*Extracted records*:
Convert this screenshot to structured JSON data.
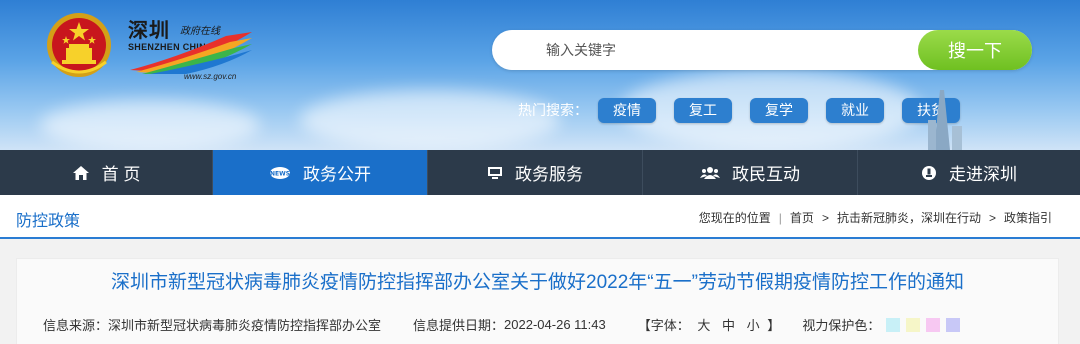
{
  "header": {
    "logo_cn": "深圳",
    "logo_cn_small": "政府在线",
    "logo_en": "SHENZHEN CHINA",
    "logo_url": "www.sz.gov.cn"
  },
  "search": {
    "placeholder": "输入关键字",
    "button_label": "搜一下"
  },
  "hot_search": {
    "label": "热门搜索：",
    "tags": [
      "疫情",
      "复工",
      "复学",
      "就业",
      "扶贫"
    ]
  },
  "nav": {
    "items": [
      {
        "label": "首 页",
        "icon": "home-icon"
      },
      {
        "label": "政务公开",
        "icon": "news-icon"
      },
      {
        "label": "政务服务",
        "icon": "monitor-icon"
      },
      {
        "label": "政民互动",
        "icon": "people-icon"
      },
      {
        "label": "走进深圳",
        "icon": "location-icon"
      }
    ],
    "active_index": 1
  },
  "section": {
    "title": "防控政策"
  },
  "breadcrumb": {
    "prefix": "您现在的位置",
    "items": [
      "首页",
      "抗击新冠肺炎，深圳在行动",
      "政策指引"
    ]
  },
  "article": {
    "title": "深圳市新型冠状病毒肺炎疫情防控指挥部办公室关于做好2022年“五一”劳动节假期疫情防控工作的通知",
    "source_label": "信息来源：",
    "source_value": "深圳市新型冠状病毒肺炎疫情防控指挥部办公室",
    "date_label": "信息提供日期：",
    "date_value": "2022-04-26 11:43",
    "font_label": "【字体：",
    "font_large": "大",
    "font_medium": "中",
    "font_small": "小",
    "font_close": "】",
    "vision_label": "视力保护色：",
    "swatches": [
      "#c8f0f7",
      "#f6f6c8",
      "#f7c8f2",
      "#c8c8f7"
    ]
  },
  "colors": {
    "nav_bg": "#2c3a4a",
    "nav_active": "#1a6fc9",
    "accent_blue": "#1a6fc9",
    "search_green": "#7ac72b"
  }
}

*SHORT TASK*:
Return from the data every line that holds "icon".

*TASK RESPONSE*:
        "icon": "home-icon"
        "icon": "news-icon"
        "icon": "monitor-icon"
        "icon": "people-icon"
        "icon": "location-icon"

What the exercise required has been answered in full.